— START —
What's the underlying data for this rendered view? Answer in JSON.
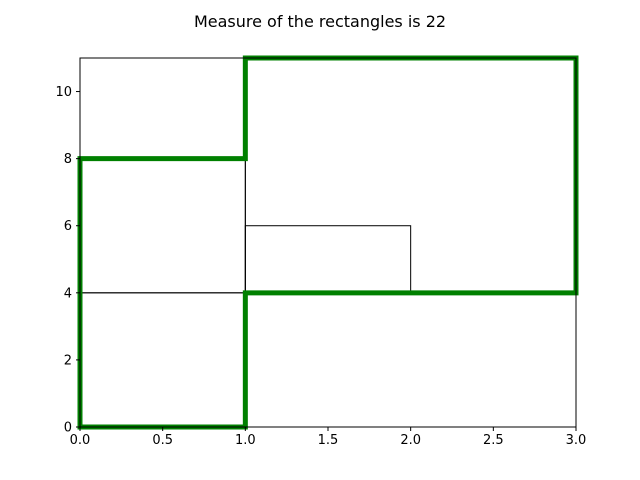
{
  "chart_data": {
    "type": "rectangle-plot",
    "title": "Measure of the rectangles is 22",
    "xlabel": "",
    "ylabel": "",
    "xlim": [
      0,
      3
    ],
    "ylim": [
      0,
      11
    ],
    "xticks": [
      "0.0",
      "0.5",
      "1.0",
      "1.5",
      "2.0",
      "2.5",
      "3.0"
    ],
    "xtick_values": [
      0,
      0.5,
      1,
      1.5,
      2,
      2.5,
      3
    ],
    "yticks": [
      "0",
      "2",
      "4",
      "6",
      "8",
      "10"
    ],
    "ytick_values": [
      0,
      2,
      4,
      6,
      8,
      10
    ],
    "grid": false,
    "rectangles": [
      {
        "x": 0,
        "y": 0,
        "width": 1,
        "height": 4
      },
      {
        "x": 0,
        "y": 4,
        "width": 1,
        "height": 4
      },
      {
        "x": 1,
        "y": 4,
        "width": 1,
        "height": 2
      },
      {
        "x": 1,
        "y": 4,
        "width": 2,
        "height": 7
      }
    ],
    "boundary": {
      "color": "#008000",
      "points": [
        [
          0,
          0
        ],
        [
          1,
          0
        ],
        [
          1,
          4
        ],
        [
          3,
          4
        ],
        [
          3,
          11
        ],
        [
          1,
          11
        ],
        [
          1,
          8
        ],
        [
          0,
          8
        ],
        [
          0,
          0
        ]
      ]
    }
  }
}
— END —
Make an exact copy of the records above, with the pictures left out.

What's the underlying data for this rendered view? Answer in JSON.
{
  "chart_data": {
    "type": "rectangle-plot",
    "title": "Measure of the rectangles is 22",
    "xlabel": "",
    "ylabel": "",
    "xlim": [
      0,
      3
    ],
    "ylim": [
      0,
      11
    ],
    "xticks": [
      "0.0",
      "0.5",
      "1.0",
      "1.5",
      "2.0",
      "2.5",
      "3.0"
    ],
    "xtick_values": [
      0,
      0.5,
      1,
      1.5,
      2,
      2.5,
      3
    ],
    "yticks": [
      "0",
      "2",
      "4",
      "6",
      "8",
      "10"
    ],
    "ytick_values": [
      0,
      2,
      4,
      6,
      8,
      10
    ],
    "grid": false,
    "rectangles": [
      {
        "x": 0,
        "y": 0,
        "width": 1,
        "height": 4
      },
      {
        "x": 0,
        "y": 4,
        "width": 1,
        "height": 4
      },
      {
        "x": 1,
        "y": 4,
        "width": 1,
        "height": 2
      },
      {
        "x": 1,
        "y": 4,
        "width": 2,
        "height": 7
      }
    ],
    "boundary": {
      "color": "#008000",
      "points": [
        [
          0,
          0
        ],
        [
          1,
          0
        ],
        [
          1,
          4
        ],
        [
          3,
          4
        ],
        [
          3,
          11
        ],
        [
          1,
          11
        ],
        [
          1,
          8
        ],
        [
          0,
          8
        ],
        [
          0,
          0
        ]
      ]
    }
  }
}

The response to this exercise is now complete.